Aim of the exercise -
Copy the data precisely, keeping every character.

>> begin Extracted material

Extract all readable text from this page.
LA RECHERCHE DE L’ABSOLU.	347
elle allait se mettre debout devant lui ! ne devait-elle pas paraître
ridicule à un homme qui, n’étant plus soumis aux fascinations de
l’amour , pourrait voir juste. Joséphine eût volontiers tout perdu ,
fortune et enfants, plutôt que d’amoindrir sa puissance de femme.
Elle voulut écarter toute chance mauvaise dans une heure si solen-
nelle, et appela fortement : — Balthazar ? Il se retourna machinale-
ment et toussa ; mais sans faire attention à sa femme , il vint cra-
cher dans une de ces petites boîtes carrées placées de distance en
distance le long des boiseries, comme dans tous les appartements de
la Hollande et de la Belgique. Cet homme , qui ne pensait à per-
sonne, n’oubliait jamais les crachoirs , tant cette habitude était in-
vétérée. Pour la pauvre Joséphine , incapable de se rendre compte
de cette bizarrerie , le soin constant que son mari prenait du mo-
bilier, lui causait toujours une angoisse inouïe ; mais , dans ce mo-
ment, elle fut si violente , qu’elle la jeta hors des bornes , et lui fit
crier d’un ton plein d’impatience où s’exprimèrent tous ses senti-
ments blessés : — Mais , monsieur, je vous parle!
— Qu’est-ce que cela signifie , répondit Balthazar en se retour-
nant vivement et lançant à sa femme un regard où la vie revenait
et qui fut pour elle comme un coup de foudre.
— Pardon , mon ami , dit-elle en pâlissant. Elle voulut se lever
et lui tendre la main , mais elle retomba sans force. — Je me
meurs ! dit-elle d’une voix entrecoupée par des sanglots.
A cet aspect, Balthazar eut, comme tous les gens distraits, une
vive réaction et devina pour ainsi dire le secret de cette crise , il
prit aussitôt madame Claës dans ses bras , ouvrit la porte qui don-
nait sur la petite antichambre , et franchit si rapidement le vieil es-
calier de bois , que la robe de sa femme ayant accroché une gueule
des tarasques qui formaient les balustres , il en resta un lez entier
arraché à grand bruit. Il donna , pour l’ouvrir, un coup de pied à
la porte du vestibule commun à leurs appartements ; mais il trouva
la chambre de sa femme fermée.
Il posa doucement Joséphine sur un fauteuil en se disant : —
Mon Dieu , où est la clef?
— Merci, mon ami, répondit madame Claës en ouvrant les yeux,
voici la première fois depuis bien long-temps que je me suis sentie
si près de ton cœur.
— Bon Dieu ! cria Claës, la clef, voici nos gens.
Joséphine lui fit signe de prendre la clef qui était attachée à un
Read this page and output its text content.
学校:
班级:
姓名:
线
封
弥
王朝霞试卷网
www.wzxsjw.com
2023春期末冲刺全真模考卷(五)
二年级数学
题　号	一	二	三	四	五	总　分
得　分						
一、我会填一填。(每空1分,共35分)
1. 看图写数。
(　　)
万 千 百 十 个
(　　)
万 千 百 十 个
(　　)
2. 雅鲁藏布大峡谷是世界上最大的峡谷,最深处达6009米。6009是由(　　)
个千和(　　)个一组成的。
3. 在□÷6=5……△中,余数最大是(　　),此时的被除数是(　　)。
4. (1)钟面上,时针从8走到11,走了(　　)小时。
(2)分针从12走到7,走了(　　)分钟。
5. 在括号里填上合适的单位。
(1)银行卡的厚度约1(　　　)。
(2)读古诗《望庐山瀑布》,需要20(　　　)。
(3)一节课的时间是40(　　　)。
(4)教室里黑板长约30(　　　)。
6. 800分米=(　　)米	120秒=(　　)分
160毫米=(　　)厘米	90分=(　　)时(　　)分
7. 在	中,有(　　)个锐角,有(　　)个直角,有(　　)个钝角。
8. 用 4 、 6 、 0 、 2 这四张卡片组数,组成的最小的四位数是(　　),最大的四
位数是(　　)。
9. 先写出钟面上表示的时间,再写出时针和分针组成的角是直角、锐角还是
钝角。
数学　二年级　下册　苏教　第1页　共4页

>> end Extracted material

Completed task -
Extract all readable text from this page.
LA RECHERCHE DE L’ABSOLU.	347
elle allait se mettre debout devant lui ! ne devait-elle pas paraître
ridicule à un homme qui, n’étant plus soumis aux fascinations de
l’amour , pourrait voir juste. Joséphine eût volontiers tout perdu ,
fortune et enfants, plutôt que d’amoindrir sa puissance de femme.
Elle voulut écarter toute chance mauvaise dans une heure si solen-
nelle, et appela fortement : — Balthazar ? Il se retourna machinale-
ment et toussa ; mais sans faire attention à sa femme , il vint cra-
cher dans une de ces petites boîtes carrées placées de distance en
distance le long des boiseries, comme dans tous les appartements de
la Hollande et de la Belgique. Cet homme , qui ne pensait à per-
sonne, n’oubliait jamais les crachoirs , tant cette habitude était in-
vétérée. Pour la pauvre Joséphine , incapable de se rendre compte
de cette bizarrerie , le soin constant que son mari prenait du mo-
bilier, lui causait toujours une angoisse inouïe ; mais , dans ce mo-
ment, elle fut si violente , qu’elle la jeta hors des bornes , et lui fit
crier d’un ton plein d’impatience où s’exprimèrent tous ses senti-
ments blessés : — Mais , monsieur, je vous parle!
— Qu’est-ce que cela signifie , répondit Balthazar en se retour-
nant vivement et lançant à sa femme un regard où la vie revenait
et qui fut pour elle comme un coup de foudre.
— Pardon , mon ami , dit-elle en pâlissant. Elle voulut se lever
et lui tendre la main , mais elle retomba sans force. — Je me
meurs ! dit-elle d’une voix entrecoupée par des sanglots.
A cet aspect, Balthazar eut, comme tous les gens distraits, une
vive réaction et devina pour ainsi dire le secret de cette crise , il
prit aussitôt madame Claës dans ses bras , ouvrit la porte qui don-
nait sur la petite antichambre , et franchit si rapidement le vieil es-
calier de bois , que la robe de sa femme ayant accroché une gueule
des tarasques qui formaient les balustres , il en resta un lez entier
arraché à grand bruit. Il donna , pour l’ouvrir, un coup de pied à
la porte du vestibule commun à leurs appartements ; mais il trouva
la chambre de sa femme fermée.
Il posa doucement Joséphine sur un fauteuil en se disant : —
Mon Dieu , où est la clef?
— Merci, mon ami, répondit madame Claës en ouvrant les yeux,
voici la première fois depuis bien long-temps que je me suis sentie
si près de ton cœur.
— Bon Dieu ! cria Claës, la clef, voici nos gens.
Joséphine lui fit signe de prendre la clef qui était attachée à un
Read this page and output its text content.
学校:
班级:
姓名:
线
封
弥
王朝霞试卷网
www.wzxsjw.com
2023春期末冲刺全真模考卷(五)
二年级数学
题　号	一	二	三	四	五	总　分
得　分						
一、我会填一填。(每空1分,共35分)
1. 看图写数。
(　　)
万 千 百 十 个
(　　)
万 千 百 十 个
(　　)
2. 雅鲁藏布大峡谷是世界上最大的峡谷,最深处达6009米。6009是由(　　)
个千和(　　)个一组成的。
3. 在□÷6=5……△中,余数最大是(　　),此时的被除数是(　　)。
4. (1)钟面上,时针从8走到11,走了(　　)小时。
(2)分针从12走到7,走了(　　)分钟。
5. 在括号里填上合适的单位。
(1)银行卡的厚度约1(　　　)。
(2)读古诗《望庐山瀑布》,需要20(　　　)。
(3)一节课的时间是40(　　　)。
(4)教室里黑板长约30(　　　)。
6. 800分米=(　　)米	120秒=(　　)分
160毫米=(　　)厘米	90分=(　　)时(　　)分
7. 在	中,有(　　)个锐角,有(　　)个直角,有(　　)个钝角。
8. 用 4 、 6 、 0 、 2 这四张卡片组数,组成的最小的四位数是(　　),最大的四
位数是(　　)。
9. 先写出钟面上表示的时间,再写出时针和分针组成的角是直角、锐角还是
钝角。
数学　二年级　下册　苏教　第1页　共4页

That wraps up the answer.